>> Start Records provided

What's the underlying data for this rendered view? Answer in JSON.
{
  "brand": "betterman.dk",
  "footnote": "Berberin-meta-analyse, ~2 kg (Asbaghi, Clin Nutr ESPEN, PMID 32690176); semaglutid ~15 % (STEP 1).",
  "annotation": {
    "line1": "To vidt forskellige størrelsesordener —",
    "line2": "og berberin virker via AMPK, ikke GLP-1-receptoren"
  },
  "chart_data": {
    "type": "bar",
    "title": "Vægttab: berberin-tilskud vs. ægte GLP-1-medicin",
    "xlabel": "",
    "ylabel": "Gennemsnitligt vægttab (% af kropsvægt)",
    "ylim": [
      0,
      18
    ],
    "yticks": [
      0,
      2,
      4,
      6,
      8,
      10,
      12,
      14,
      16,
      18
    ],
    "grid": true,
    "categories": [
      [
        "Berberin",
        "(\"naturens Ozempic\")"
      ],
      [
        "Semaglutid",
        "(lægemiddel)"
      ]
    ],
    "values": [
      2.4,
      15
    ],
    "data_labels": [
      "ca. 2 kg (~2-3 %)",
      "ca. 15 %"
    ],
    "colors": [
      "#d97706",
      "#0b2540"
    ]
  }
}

>> End Records provided

Exercise aim » Write out the entries above once more, without altering anything.

Exercise response »
What's the underlying data for this rendered view? Answer in JSON.
{
  "brand": "betterman.dk",
  "footnote": "Berberin-meta-analyse, ~2 kg (Asbaghi, Clin Nutr ESPEN, PMID 32690176); semaglutid ~15 % (STEP 1).",
  "annotation": {
    "line1": "To vidt forskellige størrelsesordener —",
    "line2": "og berberin virker via AMPK, ikke GLP-1-receptoren"
  },
  "chart_data": {
    "type": "bar",
    "title": "Vægttab: berberin-tilskud vs. ægte GLP-1-medicin",
    "xlabel": "",
    "ylabel": "Gennemsnitligt vægttab (% af kropsvægt)",
    "ylim": [
      0,
      18
    ],
    "yticks": [
      0,
      2,
      4,
      6,
      8,
      10,
      12,
      14,
      16,
      18
    ],
    "grid": true,
    "categories": [
      [
        "Berberin",
        "(\"naturens Ozempic\")"
      ],
      [
        "Semaglutid",
        "(lægemiddel)"
      ]
    ],
    "values": [
      2.4,
      15
    ],
    "data_labels": [
      "ca. 2 kg (~2-3 %)",
      "ca. 15 %"
    ],
    "colors": [
      "#d97706",
      "#0b2540"
    ]
  }
}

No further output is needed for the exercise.